*Task details*: Go through the material below and copy all lines with "Hola".

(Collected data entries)
::::::::

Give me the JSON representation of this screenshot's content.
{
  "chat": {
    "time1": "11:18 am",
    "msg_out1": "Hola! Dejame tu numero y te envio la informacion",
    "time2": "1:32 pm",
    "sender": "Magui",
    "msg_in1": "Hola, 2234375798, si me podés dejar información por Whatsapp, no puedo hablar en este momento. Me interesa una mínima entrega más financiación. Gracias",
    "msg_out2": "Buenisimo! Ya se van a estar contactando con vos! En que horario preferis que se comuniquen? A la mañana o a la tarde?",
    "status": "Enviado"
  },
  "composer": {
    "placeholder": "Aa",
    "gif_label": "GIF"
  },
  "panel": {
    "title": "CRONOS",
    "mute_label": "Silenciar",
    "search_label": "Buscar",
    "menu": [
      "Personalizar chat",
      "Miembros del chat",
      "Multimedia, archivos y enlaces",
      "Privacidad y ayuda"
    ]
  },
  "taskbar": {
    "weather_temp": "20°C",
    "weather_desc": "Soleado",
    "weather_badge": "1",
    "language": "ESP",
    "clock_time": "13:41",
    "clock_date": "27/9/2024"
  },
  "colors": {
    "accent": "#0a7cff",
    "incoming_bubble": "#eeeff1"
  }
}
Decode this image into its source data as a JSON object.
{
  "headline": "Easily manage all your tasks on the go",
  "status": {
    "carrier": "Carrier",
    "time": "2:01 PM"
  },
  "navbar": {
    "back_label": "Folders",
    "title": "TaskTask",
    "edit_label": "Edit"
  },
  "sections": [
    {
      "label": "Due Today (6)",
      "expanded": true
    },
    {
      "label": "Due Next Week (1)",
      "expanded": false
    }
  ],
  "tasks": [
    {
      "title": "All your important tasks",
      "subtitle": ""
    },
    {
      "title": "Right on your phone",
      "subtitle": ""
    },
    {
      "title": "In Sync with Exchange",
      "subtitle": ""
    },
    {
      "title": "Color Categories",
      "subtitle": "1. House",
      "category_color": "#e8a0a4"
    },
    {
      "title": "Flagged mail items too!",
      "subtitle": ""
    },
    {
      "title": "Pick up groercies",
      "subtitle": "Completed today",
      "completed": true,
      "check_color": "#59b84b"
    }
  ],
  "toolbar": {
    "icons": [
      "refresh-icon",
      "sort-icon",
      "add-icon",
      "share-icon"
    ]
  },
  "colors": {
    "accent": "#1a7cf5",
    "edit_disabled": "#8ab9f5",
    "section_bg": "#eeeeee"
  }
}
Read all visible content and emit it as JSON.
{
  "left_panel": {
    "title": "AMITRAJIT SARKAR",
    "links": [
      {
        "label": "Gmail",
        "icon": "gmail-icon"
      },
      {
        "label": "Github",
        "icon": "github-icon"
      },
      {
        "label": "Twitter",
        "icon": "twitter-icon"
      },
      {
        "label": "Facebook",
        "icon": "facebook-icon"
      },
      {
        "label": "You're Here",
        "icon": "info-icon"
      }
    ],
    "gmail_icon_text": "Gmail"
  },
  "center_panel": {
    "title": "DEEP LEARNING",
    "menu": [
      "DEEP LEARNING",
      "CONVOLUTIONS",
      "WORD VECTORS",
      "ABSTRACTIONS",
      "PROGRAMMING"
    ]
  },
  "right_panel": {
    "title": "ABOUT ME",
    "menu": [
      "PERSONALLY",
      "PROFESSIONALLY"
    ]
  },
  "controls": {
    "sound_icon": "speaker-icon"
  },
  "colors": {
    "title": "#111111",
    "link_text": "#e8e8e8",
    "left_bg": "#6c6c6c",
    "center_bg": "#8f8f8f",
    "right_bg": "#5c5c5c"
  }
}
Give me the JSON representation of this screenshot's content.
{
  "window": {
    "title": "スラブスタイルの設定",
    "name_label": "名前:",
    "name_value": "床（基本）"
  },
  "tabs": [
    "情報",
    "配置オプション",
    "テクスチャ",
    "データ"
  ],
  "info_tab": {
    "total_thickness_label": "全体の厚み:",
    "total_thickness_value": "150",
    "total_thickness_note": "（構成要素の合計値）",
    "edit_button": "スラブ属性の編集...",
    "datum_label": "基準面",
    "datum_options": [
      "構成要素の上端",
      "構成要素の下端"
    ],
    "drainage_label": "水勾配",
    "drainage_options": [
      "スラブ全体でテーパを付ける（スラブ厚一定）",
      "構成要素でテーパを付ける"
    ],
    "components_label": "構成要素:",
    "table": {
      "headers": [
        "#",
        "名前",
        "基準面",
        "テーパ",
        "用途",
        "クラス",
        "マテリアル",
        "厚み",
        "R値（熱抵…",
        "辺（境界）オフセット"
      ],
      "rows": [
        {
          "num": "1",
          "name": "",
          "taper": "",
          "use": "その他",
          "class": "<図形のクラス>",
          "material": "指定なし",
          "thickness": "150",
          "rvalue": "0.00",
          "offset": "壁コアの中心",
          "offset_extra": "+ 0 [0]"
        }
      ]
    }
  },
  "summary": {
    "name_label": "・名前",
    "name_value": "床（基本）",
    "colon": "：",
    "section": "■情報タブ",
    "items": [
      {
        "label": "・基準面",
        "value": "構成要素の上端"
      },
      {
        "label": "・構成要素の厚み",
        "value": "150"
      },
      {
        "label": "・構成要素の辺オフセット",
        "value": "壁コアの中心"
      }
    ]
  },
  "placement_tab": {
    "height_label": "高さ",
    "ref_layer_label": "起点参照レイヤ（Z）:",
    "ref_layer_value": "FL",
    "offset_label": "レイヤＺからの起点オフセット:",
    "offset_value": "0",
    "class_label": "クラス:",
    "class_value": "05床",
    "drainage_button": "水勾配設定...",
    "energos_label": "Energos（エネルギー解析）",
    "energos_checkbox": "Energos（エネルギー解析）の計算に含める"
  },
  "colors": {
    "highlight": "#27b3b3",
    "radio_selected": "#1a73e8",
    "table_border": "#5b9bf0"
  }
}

::::::::

*Right answer*:
    "msg_out1": "Hola! Dejame tu numero y te envio la informacion",
    "msg_in1": "Hola, 2234375798, si me podés dejar información por Whatsapp, no puedo hablar en este momento. Me interesa una mínima entrega más financiación. Gracias",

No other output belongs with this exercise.